[Records about charts and figures]
=====
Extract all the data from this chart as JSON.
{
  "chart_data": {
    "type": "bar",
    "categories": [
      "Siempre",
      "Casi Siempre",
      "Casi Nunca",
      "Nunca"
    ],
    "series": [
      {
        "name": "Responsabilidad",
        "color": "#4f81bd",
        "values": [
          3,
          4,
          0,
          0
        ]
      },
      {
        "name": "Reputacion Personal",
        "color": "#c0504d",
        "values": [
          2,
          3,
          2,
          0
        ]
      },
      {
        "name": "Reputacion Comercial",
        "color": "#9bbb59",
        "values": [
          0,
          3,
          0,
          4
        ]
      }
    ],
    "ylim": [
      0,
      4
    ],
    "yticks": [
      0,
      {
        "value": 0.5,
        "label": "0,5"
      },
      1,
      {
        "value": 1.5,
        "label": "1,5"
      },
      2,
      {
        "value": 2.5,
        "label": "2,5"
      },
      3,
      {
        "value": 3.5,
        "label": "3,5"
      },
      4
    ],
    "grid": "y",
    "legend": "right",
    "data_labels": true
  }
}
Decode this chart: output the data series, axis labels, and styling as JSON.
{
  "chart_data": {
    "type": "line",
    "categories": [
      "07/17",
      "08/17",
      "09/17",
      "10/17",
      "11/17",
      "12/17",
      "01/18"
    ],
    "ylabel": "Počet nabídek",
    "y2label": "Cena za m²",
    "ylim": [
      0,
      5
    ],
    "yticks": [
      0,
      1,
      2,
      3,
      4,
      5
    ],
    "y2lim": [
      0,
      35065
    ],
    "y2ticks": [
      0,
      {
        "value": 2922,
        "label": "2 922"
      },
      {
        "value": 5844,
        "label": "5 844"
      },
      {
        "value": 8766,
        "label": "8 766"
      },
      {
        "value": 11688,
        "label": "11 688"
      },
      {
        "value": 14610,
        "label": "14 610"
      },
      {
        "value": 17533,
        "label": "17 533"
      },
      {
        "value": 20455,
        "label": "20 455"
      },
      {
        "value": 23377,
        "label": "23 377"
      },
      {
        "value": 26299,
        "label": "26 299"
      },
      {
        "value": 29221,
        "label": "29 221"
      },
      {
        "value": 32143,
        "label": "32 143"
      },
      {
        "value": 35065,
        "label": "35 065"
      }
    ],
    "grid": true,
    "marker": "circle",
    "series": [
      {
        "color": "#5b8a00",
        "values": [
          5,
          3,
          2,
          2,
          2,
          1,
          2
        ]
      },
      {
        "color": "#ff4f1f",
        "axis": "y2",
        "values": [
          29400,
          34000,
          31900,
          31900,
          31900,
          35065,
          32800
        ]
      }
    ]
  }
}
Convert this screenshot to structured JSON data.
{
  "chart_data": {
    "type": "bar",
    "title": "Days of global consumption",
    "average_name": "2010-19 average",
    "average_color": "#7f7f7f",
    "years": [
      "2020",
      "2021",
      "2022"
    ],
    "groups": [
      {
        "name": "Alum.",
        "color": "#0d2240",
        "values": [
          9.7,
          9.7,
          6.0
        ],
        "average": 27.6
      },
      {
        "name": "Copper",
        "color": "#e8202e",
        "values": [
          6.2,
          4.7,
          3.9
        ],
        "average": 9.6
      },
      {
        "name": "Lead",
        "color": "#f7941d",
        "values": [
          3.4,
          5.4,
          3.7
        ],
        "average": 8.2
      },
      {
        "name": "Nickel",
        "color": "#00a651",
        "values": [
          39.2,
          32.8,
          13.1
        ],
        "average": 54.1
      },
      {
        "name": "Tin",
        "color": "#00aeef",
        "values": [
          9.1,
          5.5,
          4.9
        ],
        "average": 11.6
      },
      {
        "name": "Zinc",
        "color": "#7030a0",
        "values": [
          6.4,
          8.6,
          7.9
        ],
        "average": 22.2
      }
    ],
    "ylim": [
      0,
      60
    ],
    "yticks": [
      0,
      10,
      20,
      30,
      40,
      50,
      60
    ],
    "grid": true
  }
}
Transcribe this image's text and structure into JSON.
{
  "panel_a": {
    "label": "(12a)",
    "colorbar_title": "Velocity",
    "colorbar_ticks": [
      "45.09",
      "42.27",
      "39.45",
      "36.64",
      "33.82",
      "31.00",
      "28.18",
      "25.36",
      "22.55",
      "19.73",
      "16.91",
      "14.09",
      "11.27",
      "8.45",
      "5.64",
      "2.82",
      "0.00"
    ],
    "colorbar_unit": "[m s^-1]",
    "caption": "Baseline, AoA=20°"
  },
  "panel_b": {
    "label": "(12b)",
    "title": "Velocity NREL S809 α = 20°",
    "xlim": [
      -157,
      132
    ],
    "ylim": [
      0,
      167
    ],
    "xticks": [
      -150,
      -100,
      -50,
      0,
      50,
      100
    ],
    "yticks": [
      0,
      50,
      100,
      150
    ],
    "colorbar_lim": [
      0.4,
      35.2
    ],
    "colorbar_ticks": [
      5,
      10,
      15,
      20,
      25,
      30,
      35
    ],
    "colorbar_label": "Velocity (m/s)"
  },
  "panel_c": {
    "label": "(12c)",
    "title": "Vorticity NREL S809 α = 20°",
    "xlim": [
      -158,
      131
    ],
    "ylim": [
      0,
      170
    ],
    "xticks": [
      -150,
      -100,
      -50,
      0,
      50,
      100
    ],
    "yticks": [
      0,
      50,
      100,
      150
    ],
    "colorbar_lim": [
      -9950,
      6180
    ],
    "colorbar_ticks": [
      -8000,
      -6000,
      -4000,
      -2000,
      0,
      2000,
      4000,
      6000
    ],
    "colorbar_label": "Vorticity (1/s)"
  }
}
=====
### [YOUR GOAL]
Every line of the data above should be copied exactly.

### [REPLY TO THE TASK]
Extract all the data from this chart as JSON.
{
  "chart_data": {
    "type": "bar",
    "categories": [
      "Siempre",
      "Casi Siempre",
      "Casi Nunca",
      "Nunca"
    ],
    "series": [
      {
        "name": "Responsabilidad",
        "color": "#4f81bd",
        "values": [
          3,
          4,
          0,
          0
        ]
      },
      {
        "name": "Reputacion Personal",
        "color": "#c0504d",
        "values": [
          2,
          3,
          2,
          0
        ]
      },
      {
        "name": "Reputacion Comercial",
        "color": "#9bbb59",
        "values": [
          0,
          3,
          0,
          4
        ]
      }
    ],
    "ylim": [
      0,
      4
    ],
    "yticks": [
      0,
      {
        "value": 0.5,
        "label": "0,5"
      },
      1,
      {
        "value": 1.5,
        "label": "1,5"
      },
      2,
      {
        "value": 2.5,
        "label": "2,5"
      },
      3,
      {
        "value": 3.5,
        "label": "3,5"
      },
      4
    ],
    "grid": "y",
    "legend": "right",
    "data_labels": true
  }
}
Decode this chart: output the data series, axis labels, and styling as JSON.
{
  "chart_data": {
    "type": "line",
    "categories": [
      "07/17",
      "08/17",
      "09/17",
      "10/17",
      "11/17",
      "12/17",
      "01/18"
    ],
    "ylabel": "Počet nabídek",
    "y2label": "Cena za m²",
    "ylim": [
      0,
      5
    ],
    "yticks": [
      0,
      1,
      2,
      3,
      4,
      5
    ],
    "y2lim": [
      0,
      35065
    ],
    "y2ticks": [
      0,
      {
        "value": 2922,
        "label": "2 922"
      },
      {
        "value": 5844,
        "label": "5 844"
      },
      {
        "value": 8766,
        "label": "8 766"
      },
      {
        "value": 11688,
        "label": "11 688"
      },
      {
        "value": 14610,
        "label": "14 610"
      },
      {
        "value": 17533,
        "label": "17 533"
      },
      {
        "value": 20455,
        "label": "20 455"
      },
      {
        "value": 23377,
        "label": "23 377"
      },
      {
        "value": 26299,
        "label": "26 299"
      },
      {
        "value": 29221,
        "label": "29 221"
      },
      {
        "value": 32143,
        "label": "32 143"
      },
      {
        "value": 35065,
        "label": "35 065"
      }
    ],
    "grid": true,
    "marker": "circle",
    "series": [
      {
        "color": "#5b8a00",
        "values": [
          5,
          3,
          2,
          2,
          2,
          1,
          2
        ]
      },
      {
        "color": "#ff4f1f",
        "axis": "y2",
        "values": [
          29400,
          34000,
          31900,
          31900,
          31900,
          35065,
          32800
        ]
      }
    ]
  }
}
Convert this screenshot to structured JSON data.
{
  "chart_data": {
    "type": "bar",
    "title": "Days of global consumption",
    "average_name": "2010-19 average",
    "average_color": "#7f7f7f",
    "years": [
      "2020",
      "2021",
      "2022"
    ],
    "groups": [
      {
        "name": "Alum.",
        "color": "#0d2240",
        "values": [
          9.7,
          9.7,
          6.0
        ],
        "average": 27.6
      },
      {
        "name": "Copper",
        "color": "#e8202e",
        "values": [
          6.2,
          4.7,
          3.9
        ],
        "average": 9.6
      },
      {
        "name": "Lead",
        "color": "#f7941d",
        "values": [
          3.4,
          5.4,
          3.7
        ],
        "average": 8.2
      },
      {
        "name": "Nickel",
        "color": "#00a651",
        "values": [
          39.2,
          32.8,
          13.1
        ],
        "average": 54.1
      },
      {
        "name": "Tin",
        "color": "#00aeef",
        "values": [
          9.1,
          5.5,
          4.9
        ],
        "average": 11.6
      },
      {
        "name": "Zinc",
        "color": "#7030a0",
        "values": [
          6.4,
          8.6,
          7.9
        ],
        "average": 22.2
      }
    ],
    "ylim": [
      0,
      60
    ],
    "yticks": [
      0,
      10,
      20,
      30,
      40,
      50,
      60
    ],
    "grid": true
  }
}
Transcribe this image's text and structure into JSON.
{
  "panel_a": {
    "label": "(12a)",
    "colorbar_title": "Velocity",
    "colorbar_ticks": [
      "45.09",
      "42.27",
      "39.45",
      "36.64",
      "33.82",
      "31.00",
      "28.18",
      "25.36",
      "22.55",
      "19.73",
      "16.91",
      "14.09",
      "11.27",
      "8.45",
      "5.64",
      "2.82",
      "0.00"
    ],
    "colorbar_unit": "[m s^-1]",
    "caption": "Baseline, AoA=20°"
  },
  "panel_b": {
    "label": "(12b)",
    "title": "Velocity NREL S809 α = 20°",
    "xlim": [
      -157,
      132
    ],
    "ylim": [
      0,
      167
    ],
    "xticks": [
      -150,
      -100,
      -50,
      0,
      50,
      100
    ],
    "yticks": [
      0,
      50,
      100,
      150
    ],
    "colorbar_lim": [
      0.4,
      35.2
    ],
    "colorbar_ticks": [
      5,
      10,
      15,
      20,
      25,
      30,
      35
    ],
    "colorbar_label": "Velocity (m/s)"
  },
  "panel_c": {
    "label": "(12c)",
    "title": "Vorticity NREL S809 α = 20°",
    "xlim": [
      -158,
      131
    ],
    "ylim": [
      0,
      170
    ],
    "xticks": [
      -150,
      -100,
      -50,
      0,
      50,
      100
    ],
    "yticks": [
      0,
      50,
      100,
      150
    ],
    "colorbar_lim": [
      -9950,
      6180
    ],
    "colorbar_ticks": [
      -8000,
      -6000,
      -4000,
      -2000,
      0,
      2000,
      4000,
      6000
    ],
    "colorbar_label": "Vorticity (1/s)"
  }
}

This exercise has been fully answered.